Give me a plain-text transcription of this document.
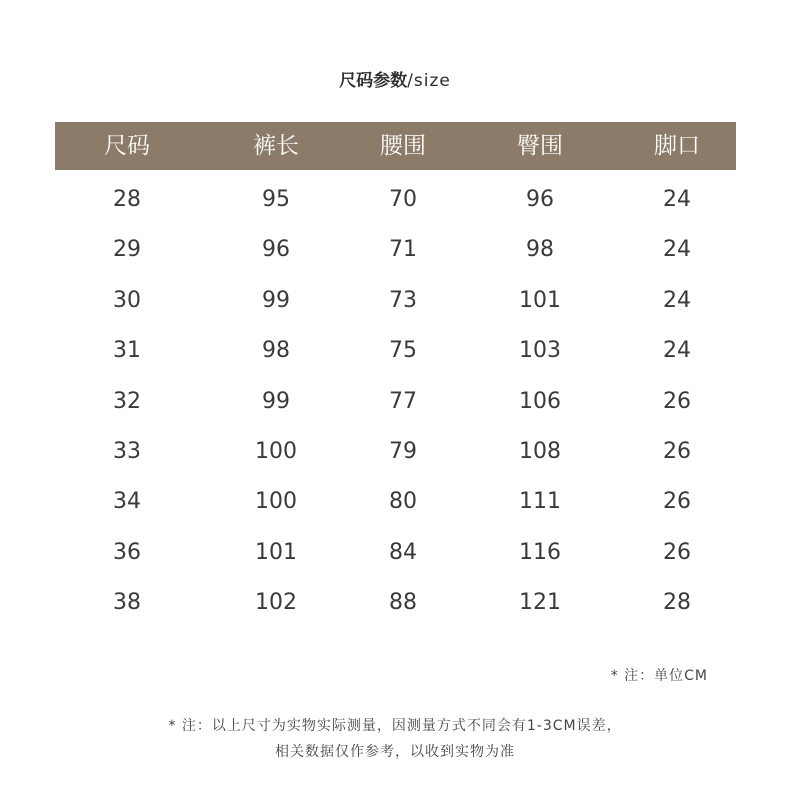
尺码参数/size
尺码	裤长	腰围	臀围	脚口
28	95	70	96	24
29	96	71	98	24
30	99	73	101	24
31	98	75	103	24
32	99	77	106	26
33	100	79	108	26
34	100	80	111	26
36	101	84	116	26
38	102	88	121	28
* 注：单位CM
* 注：以上尺寸为实物实际测量，因测量方式不同会有1-3CM误差，
相关数据仅作参考，以收到实物为准
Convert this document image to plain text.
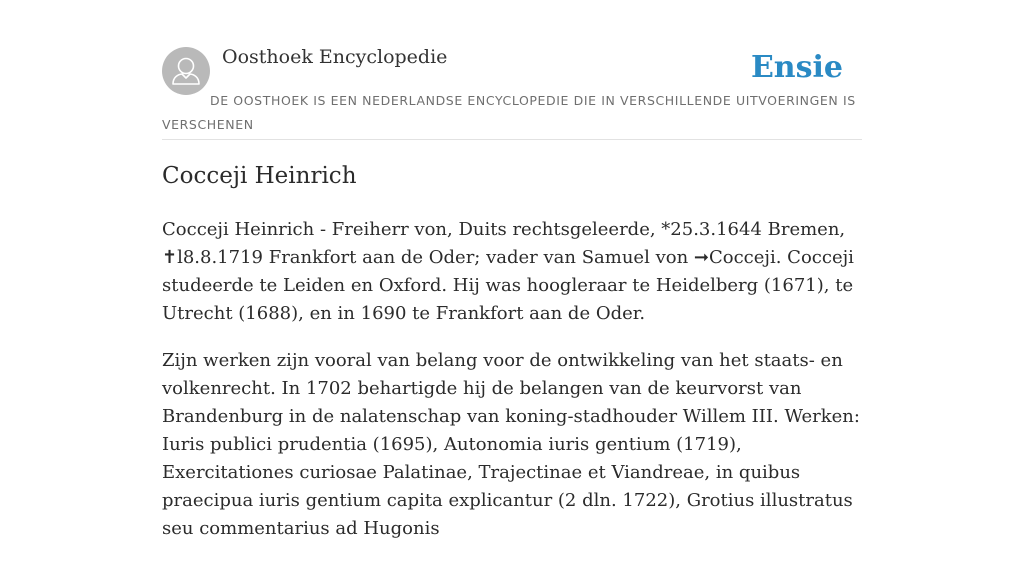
Oosthoek Encyclopedie	Ensie
DE OOSTHOEK IS EEN NEDERLANDSE ENCYCLOPEDIE DIE IN VERSCHILLENDE UITVOERINGEN IS VERSCHENEN
Cocceji Heinrich

Cocceji Heinrich - Freiherr von, Duits rechtsgeleerde, *25.3.1644 Bremen, ✝l8.8.1719 Frankfort aan de Oder; vader van Samuel von ➞Cocceji. Cocceji studeerde te Leiden en Oxford. Hij was hoogleraar te Heidelberg (1671), te Utrecht (1688), en in 1690 te Frankfort aan de Oder.

Zijn werken zijn vooral van belang voor de ontwikkeling van het staats- en volkenrecht. In 1702 behartigde hij de belangen van de keurvorst van Brandenburg in de nalatenschap van koning-stadhouder Willem III. Werken: Iuris publici prudentia (1695), Autonomia iuris gentium (1719), Exercitationes curiosae Palatinae, Trajectinae et Viandreae, in quibus praecipua iuris gentium capita explicantur (2 dln. 1722), Grotius illustratus seu commentarius ad Hugonis
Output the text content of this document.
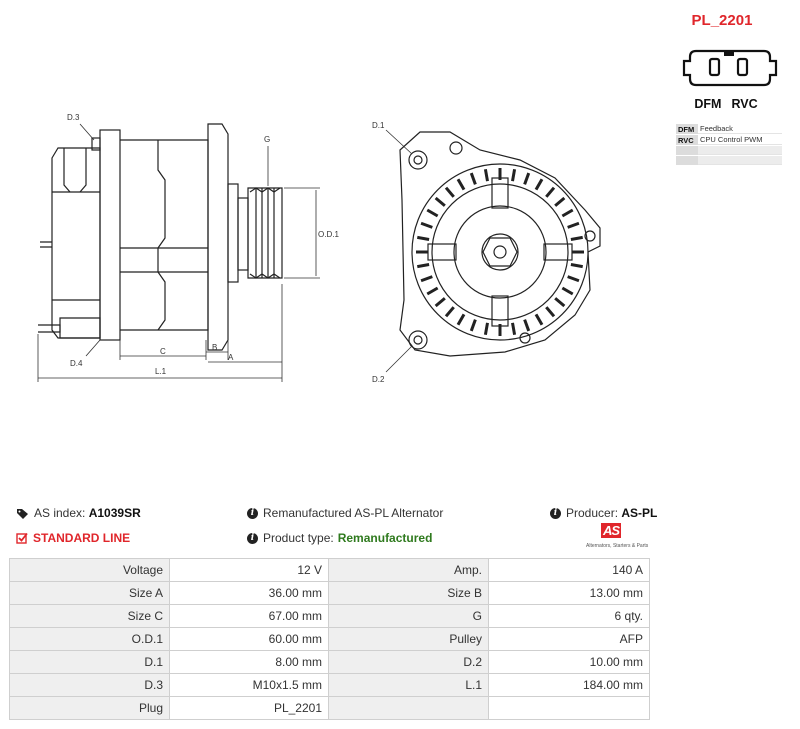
D.3
G
O.D.1
C	B
A
D.4
L.1
D.1
D.2
PL_2201
DFM RVC
DFM	Feedback
RVC	CPU Control PWM

AS index:
A1039SR	i Remanufactured AS-PL Alternator	i Producer:
AS-PL
STANDARD LINE	i Product type: Remanufactured	AS
Alternators, Starters & Parts
Voltage	12 V	Amp.	140 A
Size A	36.00 mm	Size B	13.00 mm
Size C	67.00 mm	G	6 qty.
O.D.1	60.00 mm	Pulley	AFP
D.1	8.00 mm	D.2	10.00 mm
D.3	M10x1.5 mm	L.1	184.00 mm
Plug	PL_2201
__________
Directions: Starting at the line that contains "Convert this document image to plain text.", write out every line through the final line of the entries, word for word; skip any pictures.

Expected output:
Convert this document image to plain text.
Oosthoek Encyclopedie	Ensie
DE OOSTHOEK IS EEN NEDERLANDSE ENCYCLOPEDIE DIE IN VERSCHILLENDE UITVOERINGEN IS VERSCHENEN
Cocceji Heinrich

Cocceji Heinrich - Freiherr von, Duits rechtsgeleerde, *25.3.1644 Bremen, ✝l8.8.1719 Frankfort aan de Oder; vader van Samuel von ➞Cocceji. Cocceji studeerde te Leiden en Oxford. Hij was hoogleraar te Heidelberg (1671), te Utrecht (1688), en in 1690 te Frankfort aan de Oder.

Zijn werken zijn vooral van belang voor de ontwikkeling van het staats- en volkenrecht. In 1702 behartigde hij de belangen van de keurvorst van Brandenburg in de nalatenschap van koning-stadhouder Willem III. Werken: Iuris publici prudentia (1695), Autonomia iuris gentium (1719), Exercitationes curiosae Palatinae, Trajectinae et Viandreae, in quibus praecipua iuris gentium capita explicantur (2 dln. 1722), Grotius illustratus seu commentarius ad Hugonis
Output the text content of this document.
D.3
G
O.D.1
C	B
A
D.4
L.1
D.1
D.2
PL_2201
DFM RVC
DFM	Feedback
RVC	CPU Control PWM

AS index:
A1039SR	i Remanufactured AS-PL Alternator	i Producer:
AS-PL
STANDARD LINE	i Product type: Remanufactured	AS
Alternators, Starters & Parts
Voltage	12 V	Amp.	140 A
Size A	36.00 mm	Size B	13.00 mm
Size C	67.00 mm	G	6 qty.
O.D.1	60.00 mm	Pulley	AFP
D.1	8.00 mm	D.2	10.00 mm
D.3	M10x1.5 mm	L.1	184.00 mm
Plug	PL_2201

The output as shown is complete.